#### AIM OF THE EXERCISE:
Repeat each line exactly, leaving nothing out.

>>>>

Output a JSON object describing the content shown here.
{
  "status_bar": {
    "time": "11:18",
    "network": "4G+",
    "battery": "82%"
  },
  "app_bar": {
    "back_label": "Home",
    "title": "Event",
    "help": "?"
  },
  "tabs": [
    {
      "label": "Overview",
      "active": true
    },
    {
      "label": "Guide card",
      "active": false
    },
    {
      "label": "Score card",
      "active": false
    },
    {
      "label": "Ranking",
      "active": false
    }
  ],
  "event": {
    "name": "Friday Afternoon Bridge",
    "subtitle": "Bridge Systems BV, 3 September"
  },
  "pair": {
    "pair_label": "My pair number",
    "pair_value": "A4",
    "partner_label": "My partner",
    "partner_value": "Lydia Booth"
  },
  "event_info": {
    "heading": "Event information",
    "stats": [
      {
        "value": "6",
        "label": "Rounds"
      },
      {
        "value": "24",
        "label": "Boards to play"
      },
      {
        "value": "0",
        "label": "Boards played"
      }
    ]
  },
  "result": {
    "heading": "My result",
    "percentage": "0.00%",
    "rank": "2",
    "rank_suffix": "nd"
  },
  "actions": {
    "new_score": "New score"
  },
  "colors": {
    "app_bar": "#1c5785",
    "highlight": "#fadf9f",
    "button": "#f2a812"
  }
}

<<<<

#### THE RESULT:
Output a JSON object describing the content shown here.
{
  "status_bar": {
    "time": "11:18",
    "network": "4G+",
    "battery": "82%"
  },
  "app_bar": {
    "back_label": "Home",
    "title": "Event",
    "help": "?"
  },
  "tabs": [
    {
      "label": "Overview",
      "active": true
    },
    {
      "label": "Guide card",
      "active": false
    },
    {
      "label": "Score card",
      "active": false
    },
    {
      "label": "Ranking",
      "active": false
    }
  ],
  "event": {
    "name": "Friday Afternoon Bridge",
    "subtitle": "Bridge Systems BV, 3 September"
  },
  "pair": {
    "pair_label": "My pair number",
    "pair_value": "A4",
    "partner_label": "My partner",
    "partner_value": "Lydia Booth"
  },
  "event_info": {
    "heading": "Event information",
    "stats": [
      {
        "value": "6",
        "label": "Rounds"
      },
      {
        "value": "24",
        "label": "Boards to play"
      },
      {
        "value": "0",
        "label": "Boards played"
      }
    ]
  },
  "result": {
    "heading": "My result",
    "percentage": "0.00%",
    "rank": "2",
    "rank_suffix": "nd"
  },
  "actions": {
    "new_score": "New score"
  },
  "colors": {
    "app_bar": "#1c5785",
    "highlight": "#fadf9f",
    "button": "#f2a812"
  }
}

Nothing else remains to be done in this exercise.